Records from a data source:
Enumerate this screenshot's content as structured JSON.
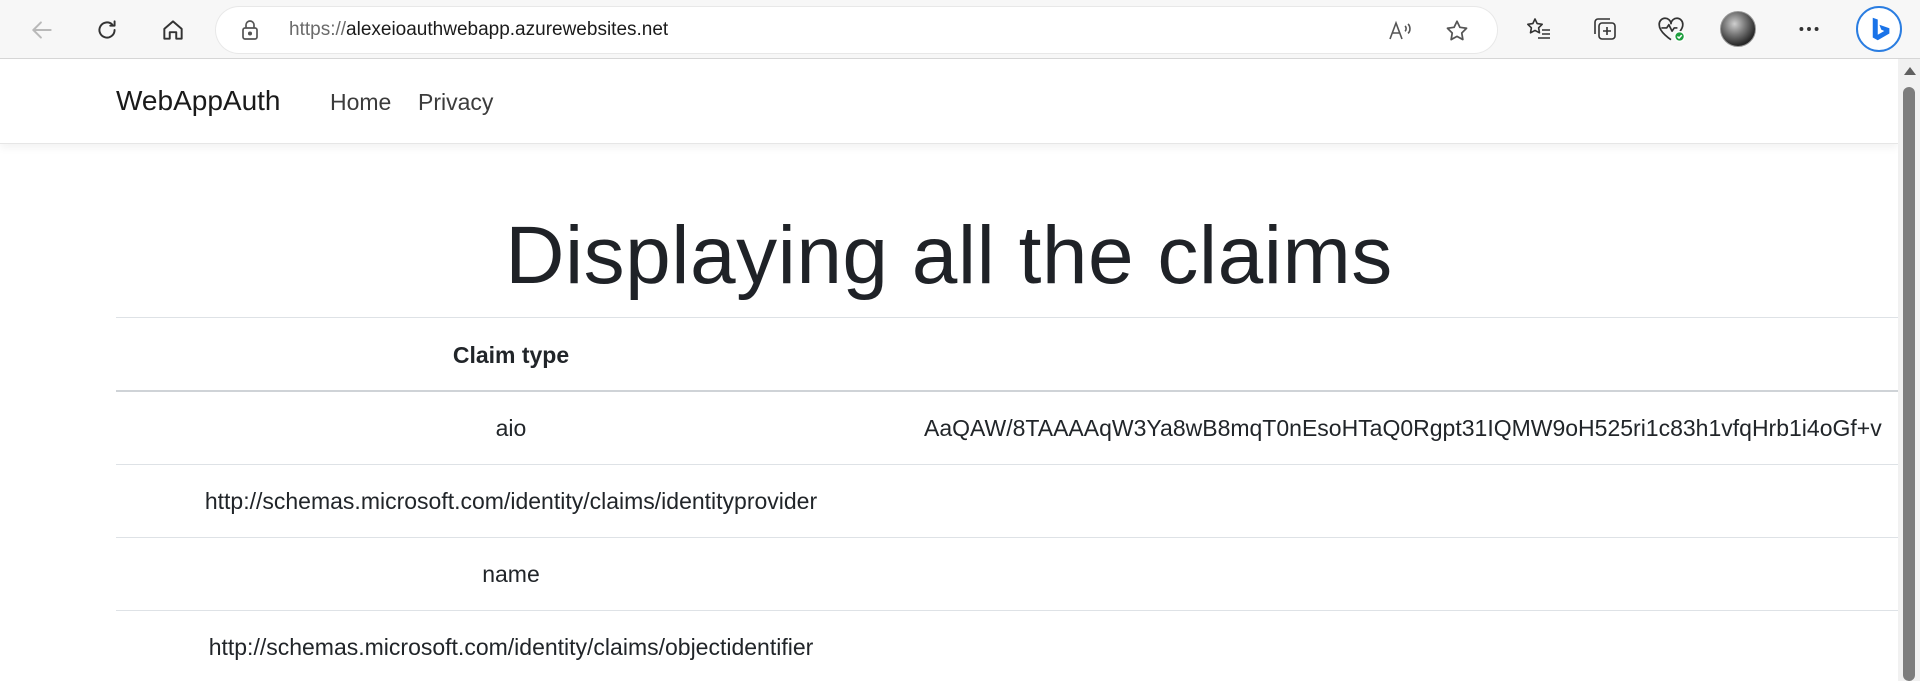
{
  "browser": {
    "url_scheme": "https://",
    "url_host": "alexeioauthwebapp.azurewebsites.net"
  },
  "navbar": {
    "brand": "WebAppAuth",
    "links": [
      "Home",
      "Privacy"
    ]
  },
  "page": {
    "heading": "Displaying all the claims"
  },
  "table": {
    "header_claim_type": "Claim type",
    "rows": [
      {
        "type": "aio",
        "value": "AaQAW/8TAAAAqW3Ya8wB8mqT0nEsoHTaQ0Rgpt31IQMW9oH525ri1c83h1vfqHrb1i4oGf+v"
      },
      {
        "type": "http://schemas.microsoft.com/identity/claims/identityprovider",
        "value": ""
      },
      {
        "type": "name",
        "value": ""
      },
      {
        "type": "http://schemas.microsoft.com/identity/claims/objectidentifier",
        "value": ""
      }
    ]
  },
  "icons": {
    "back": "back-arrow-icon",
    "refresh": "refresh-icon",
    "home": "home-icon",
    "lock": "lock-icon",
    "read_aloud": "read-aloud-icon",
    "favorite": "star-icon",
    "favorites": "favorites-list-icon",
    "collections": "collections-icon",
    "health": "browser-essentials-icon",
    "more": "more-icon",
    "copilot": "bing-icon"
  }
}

--- Stated problem ---
Every line in the data that holds "claims" should be copied out.

--- The response ---
    "heading": "Displaying all the claims"
        "type": "http://schemas.microsoft.com/identity/claims/identityprovider",
        "type": "http://schemas.microsoft.com/identity/claims/objectidentifier",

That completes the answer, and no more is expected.